— START OF Data records —
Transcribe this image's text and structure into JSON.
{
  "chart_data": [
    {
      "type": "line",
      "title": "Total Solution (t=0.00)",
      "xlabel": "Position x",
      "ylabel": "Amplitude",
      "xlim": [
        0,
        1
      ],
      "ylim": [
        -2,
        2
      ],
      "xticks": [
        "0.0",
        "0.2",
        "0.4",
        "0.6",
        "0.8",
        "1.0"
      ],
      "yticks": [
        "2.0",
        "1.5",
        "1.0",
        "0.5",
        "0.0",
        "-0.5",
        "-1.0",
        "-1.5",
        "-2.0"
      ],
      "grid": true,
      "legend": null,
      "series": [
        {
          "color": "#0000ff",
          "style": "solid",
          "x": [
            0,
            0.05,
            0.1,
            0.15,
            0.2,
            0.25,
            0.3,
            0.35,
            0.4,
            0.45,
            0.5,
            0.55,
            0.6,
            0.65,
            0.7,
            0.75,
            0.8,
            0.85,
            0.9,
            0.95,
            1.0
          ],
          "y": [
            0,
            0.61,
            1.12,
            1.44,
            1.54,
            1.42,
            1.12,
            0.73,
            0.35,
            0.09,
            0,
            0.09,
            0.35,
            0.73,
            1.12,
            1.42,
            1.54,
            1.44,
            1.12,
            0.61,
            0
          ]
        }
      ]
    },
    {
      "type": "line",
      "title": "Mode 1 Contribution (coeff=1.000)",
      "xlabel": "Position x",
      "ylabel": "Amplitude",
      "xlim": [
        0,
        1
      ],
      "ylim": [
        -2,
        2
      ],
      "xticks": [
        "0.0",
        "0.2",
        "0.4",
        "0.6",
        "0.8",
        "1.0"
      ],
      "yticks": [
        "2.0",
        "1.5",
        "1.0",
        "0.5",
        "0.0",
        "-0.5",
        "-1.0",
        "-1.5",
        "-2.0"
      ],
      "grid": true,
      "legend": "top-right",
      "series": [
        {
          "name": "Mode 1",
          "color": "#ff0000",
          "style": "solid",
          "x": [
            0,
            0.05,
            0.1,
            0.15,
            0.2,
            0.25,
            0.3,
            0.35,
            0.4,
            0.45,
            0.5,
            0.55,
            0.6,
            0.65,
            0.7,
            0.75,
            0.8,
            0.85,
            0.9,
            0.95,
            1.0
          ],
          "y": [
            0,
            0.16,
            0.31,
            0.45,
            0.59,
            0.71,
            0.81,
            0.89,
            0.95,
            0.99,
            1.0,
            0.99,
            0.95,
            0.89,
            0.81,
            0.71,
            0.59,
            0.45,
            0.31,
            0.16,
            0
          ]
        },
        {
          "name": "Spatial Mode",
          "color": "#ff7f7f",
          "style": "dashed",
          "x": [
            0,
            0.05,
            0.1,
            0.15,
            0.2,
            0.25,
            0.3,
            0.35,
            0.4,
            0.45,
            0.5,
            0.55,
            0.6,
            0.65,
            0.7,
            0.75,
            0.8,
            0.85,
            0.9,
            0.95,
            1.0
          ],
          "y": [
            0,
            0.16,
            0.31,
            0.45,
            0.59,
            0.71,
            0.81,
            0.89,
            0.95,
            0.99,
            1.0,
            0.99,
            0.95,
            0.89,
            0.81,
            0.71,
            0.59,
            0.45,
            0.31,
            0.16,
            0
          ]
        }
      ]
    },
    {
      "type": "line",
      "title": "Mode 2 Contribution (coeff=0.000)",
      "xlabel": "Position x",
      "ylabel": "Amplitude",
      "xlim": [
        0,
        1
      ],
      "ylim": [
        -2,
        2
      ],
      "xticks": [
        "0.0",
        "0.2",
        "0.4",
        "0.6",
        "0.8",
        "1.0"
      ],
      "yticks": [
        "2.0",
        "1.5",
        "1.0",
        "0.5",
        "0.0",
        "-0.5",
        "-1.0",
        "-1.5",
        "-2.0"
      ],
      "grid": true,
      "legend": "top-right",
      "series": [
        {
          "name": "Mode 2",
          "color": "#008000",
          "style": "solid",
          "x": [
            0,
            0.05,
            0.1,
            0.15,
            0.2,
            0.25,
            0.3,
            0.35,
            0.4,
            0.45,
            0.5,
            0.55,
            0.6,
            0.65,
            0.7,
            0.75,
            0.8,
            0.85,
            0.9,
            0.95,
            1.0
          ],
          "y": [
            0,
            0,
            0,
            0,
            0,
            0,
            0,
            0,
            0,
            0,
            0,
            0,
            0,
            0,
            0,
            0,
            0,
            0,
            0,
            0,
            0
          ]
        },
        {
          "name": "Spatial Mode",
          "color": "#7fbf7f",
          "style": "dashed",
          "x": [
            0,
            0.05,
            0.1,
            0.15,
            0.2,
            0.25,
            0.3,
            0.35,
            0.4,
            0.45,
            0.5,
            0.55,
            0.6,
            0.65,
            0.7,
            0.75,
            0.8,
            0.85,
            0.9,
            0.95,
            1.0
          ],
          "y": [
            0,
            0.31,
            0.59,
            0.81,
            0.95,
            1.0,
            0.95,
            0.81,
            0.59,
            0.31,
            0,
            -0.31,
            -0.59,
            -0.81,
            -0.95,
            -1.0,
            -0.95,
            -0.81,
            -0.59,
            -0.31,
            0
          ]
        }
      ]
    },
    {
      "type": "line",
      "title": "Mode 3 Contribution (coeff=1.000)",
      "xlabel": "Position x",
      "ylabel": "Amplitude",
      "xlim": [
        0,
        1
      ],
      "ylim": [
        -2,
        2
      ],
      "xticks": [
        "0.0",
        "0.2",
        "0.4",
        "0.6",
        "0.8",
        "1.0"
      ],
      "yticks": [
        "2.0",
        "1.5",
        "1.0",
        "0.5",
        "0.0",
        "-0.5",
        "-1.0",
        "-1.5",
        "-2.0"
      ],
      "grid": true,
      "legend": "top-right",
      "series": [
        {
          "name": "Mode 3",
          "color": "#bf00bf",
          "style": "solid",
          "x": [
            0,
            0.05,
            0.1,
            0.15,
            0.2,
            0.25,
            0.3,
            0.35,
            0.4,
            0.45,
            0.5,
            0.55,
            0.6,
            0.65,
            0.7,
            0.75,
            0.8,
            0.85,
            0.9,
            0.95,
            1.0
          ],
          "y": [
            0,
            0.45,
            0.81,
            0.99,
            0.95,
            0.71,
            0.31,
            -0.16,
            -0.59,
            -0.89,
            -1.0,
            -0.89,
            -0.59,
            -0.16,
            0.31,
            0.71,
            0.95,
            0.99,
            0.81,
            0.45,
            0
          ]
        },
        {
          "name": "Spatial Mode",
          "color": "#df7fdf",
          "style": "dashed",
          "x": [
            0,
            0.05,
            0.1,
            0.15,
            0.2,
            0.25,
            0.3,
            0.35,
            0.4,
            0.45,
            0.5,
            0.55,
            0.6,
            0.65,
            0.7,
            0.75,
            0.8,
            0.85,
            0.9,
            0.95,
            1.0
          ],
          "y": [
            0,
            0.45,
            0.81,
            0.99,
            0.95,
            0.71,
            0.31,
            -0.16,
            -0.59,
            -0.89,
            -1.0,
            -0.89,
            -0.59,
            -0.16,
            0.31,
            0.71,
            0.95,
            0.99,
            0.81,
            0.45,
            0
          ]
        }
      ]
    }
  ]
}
— END OF Data records —
◆ Prompt
Output the entries exactly.

◆ Task answer
Transcribe this image's text and structure into JSON.
{
  "chart_data": [
    {
      "type": "line",
      "title": "Total Solution (t=0.00)",
      "xlabel": "Position x",
      "ylabel": "Amplitude",
      "xlim": [
        0,
        1
      ],
      "ylim": [
        -2,
        2
      ],
      "xticks": [
        "0.0",
        "0.2",
        "0.4",
        "0.6",
        "0.8",
        "1.0"
      ],
      "yticks": [
        "2.0",
        "1.5",
        "1.0",
        "0.5",
        "0.0",
        "-0.5",
        "-1.0",
        "-1.5",
        "-2.0"
      ],
      "grid": true,
      "legend": null,
      "series": [
        {
          "color": "#0000ff",
          "style": "solid",
          "x": [
            0,
            0.05,
            0.1,
            0.15,
            0.2,
            0.25,
            0.3,
            0.35,
            0.4,
            0.45,
            0.5,
            0.55,
            0.6,
            0.65,
            0.7,
            0.75,
            0.8,
            0.85,
            0.9,
            0.95,
            1.0
          ],
          "y": [
            0,
            0.61,
            1.12,
            1.44,
            1.54,
            1.42,
            1.12,
            0.73,
            0.35,
            0.09,
            0,
            0.09,
            0.35,
            0.73,
            1.12,
            1.42,
            1.54,
            1.44,
            1.12,
            0.61,
            0
          ]
        }
      ]
    },
    {
      "type": "line",
      "title": "Mode 1 Contribution (coeff=1.000)",
      "xlabel": "Position x",
      "ylabel": "Amplitude",
      "xlim": [
        0,
        1
      ],
      "ylim": [
        -2,
        2
      ],
      "xticks": [
        "0.0",
        "0.2",
        "0.4",
        "0.6",
        "0.8",
        "1.0"
      ],
      "yticks": [
        "2.0",
        "1.5",
        "1.0",
        "0.5",
        "0.0",
        "-0.5",
        "-1.0",
        "-1.5",
        "-2.0"
      ],
      "grid": true,
      "legend": "top-right",
      "series": [
        {
          "name": "Mode 1",
          "color": "#ff0000",
          "style": "solid",
          "x": [
            0,
            0.05,
            0.1,
            0.15,
            0.2,
            0.25,
            0.3,
            0.35,
            0.4,
            0.45,
            0.5,
            0.55,
            0.6,
            0.65,
            0.7,
            0.75,
            0.8,
            0.85,
            0.9,
            0.95,
            1.0
          ],
          "y": [
            0,
            0.16,
            0.31,
            0.45,
            0.59,
            0.71,
            0.81,
            0.89,
            0.95,
            0.99,
            1.0,
            0.99,
            0.95,
            0.89,
            0.81,
            0.71,
            0.59,
            0.45,
            0.31,
            0.16,
            0
          ]
        },
        {
          "name": "Spatial Mode",
          "color": "#ff7f7f",
          "style": "dashed",
          "x": [
            0,
            0.05,
            0.1,
            0.15,
            0.2,
            0.25,
            0.3,
            0.35,
            0.4,
            0.45,
            0.5,
            0.55,
            0.6,
            0.65,
            0.7,
            0.75,
            0.8,
            0.85,
            0.9,
            0.95,
            1.0
          ],
          "y": [
            0,
            0.16,
            0.31,
            0.45,
            0.59,
            0.71,
            0.81,
            0.89,
            0.95,
            0.99,
            1.0,
            0.99,
            0.95,
            0.89,
            0.81,
            0.71,
            0.59,
            0.45,
            0.31,
            0.16,
            0
          ]
        }
      ]
    },
    {
      "type": "line",
      "title": "Mode 2 Contribution (coeff=0.000)",
      "xlabel": "Position x",
      "ylabel": "Amplitude",
      "xlim": [
        0,
        1
      ],
      "ylim": [
        -2,
        2
      ],
      "xticks": [
        "0.0",
        "0.2",
        "0.4",
        "0.6",
        "0.8",
        "1.0"
      ],
      "yticks": [
        "2.0",
        "1.5",
        "1.0",
        "0.5",
        "0.0",
        "-0.5",
        "-1.0",
        "-1.5",
        "-2.0"
      ],
      "grid": true,
      "legend": "top-right",
      "series": [
        {
          "name": "Mode 2",
          "color": "#008000",
          "style": "solid",
          "x": [
            0,
            0.05,
            0.1,
            0.15,
            0.2,
            0.25,
            0.3,
            0.35,
            0.4,
            0.45,
            0.5,
            0.55,
            0.6,
            0.65,
            0.7,
            0.75,
            0.8,
            0.85,
            0.9,
            0.95,
            1.0
          ],
          "y": [
            0,
            0,
            0,
            0,
            0,
            0,
            0,
            0,
            0,
            0,
            0,
            0,
            0,
            0,
            0,
            0,
            0,
            0,
            0,
            0,
            0
          ]
        },
        {
          "name": "Spatial Mode",
          "color": "#7fbf7f",
          "style": "dashed",
          "x": [
            0,
            0.05,
            0.1,
            0.15,
            0.2,
            0.25,
            0.3,
            0.35,
            0.4,
            0.45,
            0.5,
            0.55,
            0.6,
            0.65,
            0.7,
            0.75,
            0.8,
            0.85,
            0.9,
            0.95,
            1.0
          ],
          "y": [
            0,
            0.31,
            0.59,
            0.81,
            0.95,
            1.0,
            0.95,
            0.81,
            0.59,
            0.31,
            0,
            -0.31,
            -0.59,
            -0.81,
            -0.95,
            -1.0,
            -0.95,
            -0.81,
            -0.59,
            -0.31,
            0
          ]
        }
      ]
    },
    {
      "type": "line",
      "title": "Mode 3 Contribution (coeff=1.000)",
      "xlabel": "Position x",
      "ylabel": "Amplitude",
      "xlim": [
        0,
        1
      ],
      "ylim": [
        -2,
        2
      ],
      "xticks": [
        "0.0",
        "0.2",
        "0.4",
        "0.6",
        "0.8",
        "1.0"
      ],
      "yticks": [
        "2.0",
        "1.5",
        "1.0",
        "0.5",
        "0.0",
        "-0.5",
        "-1.0",
        "-1.5",
        "-2.0"
      ],
      "grid": true,
      "legend": "top-right",
      "series": [
        {
          "name": "Mode 3",
          "color": "#bf00bf",
          "style": "solid",
          "x": [
            0,
            0.05,
            0.1,
            0.15,
            0.2,
            0.25,
            0.3,
            0.35,
            0.4,
            0.45,
            0.5,
            0.55,
            0.6,
            0.65,
            0.7,
            0.75,
            0.8,
            0.85,
            0.9,
            0.95,
            1.0
          ],
          "y": [
            0,
            0.45,
            0.81,
            0.99,
            0.95,
            0.71,
            0.31,
            -0.16,
            -0.59,
            -0.89,
            -1.0,
            -0.89,
            -0.59,
            -0.16,
            0.31,
            0.71,
            0.95,
            0.99,
            0.81,
            0.45,
            0
          ]
        },
        {
          "name": "Spatial Mode",
          "color": "#df7fdf",
          "style": "dashed",
          "x": [
            0,
            0.05,
            0.1,
            0.15,
            0.2,
            0.25,
            0.3,
            0.35,
            0.4,
            0.45,
            0.5,
            0.55,
            0.6,
            0.65,
            0.7,
            0.75,
            0.8,
            0.85,
            0.9,
            0.95,
            1.0
          ],
          "y": [
            0,
            0.45,
            0.81,
            0.99,
            0.95,
            0.71,
            0.31,
            -0.16,
            -0.59,
            -0.89,
            -1.0,
            -0.89,
            -0.59,
            -0.16,
            0.31,
            0.71,
            0.95,
            0.99,
            0.81,
            0.45,
            0
          ]
        }
      ]
    }
  ]
}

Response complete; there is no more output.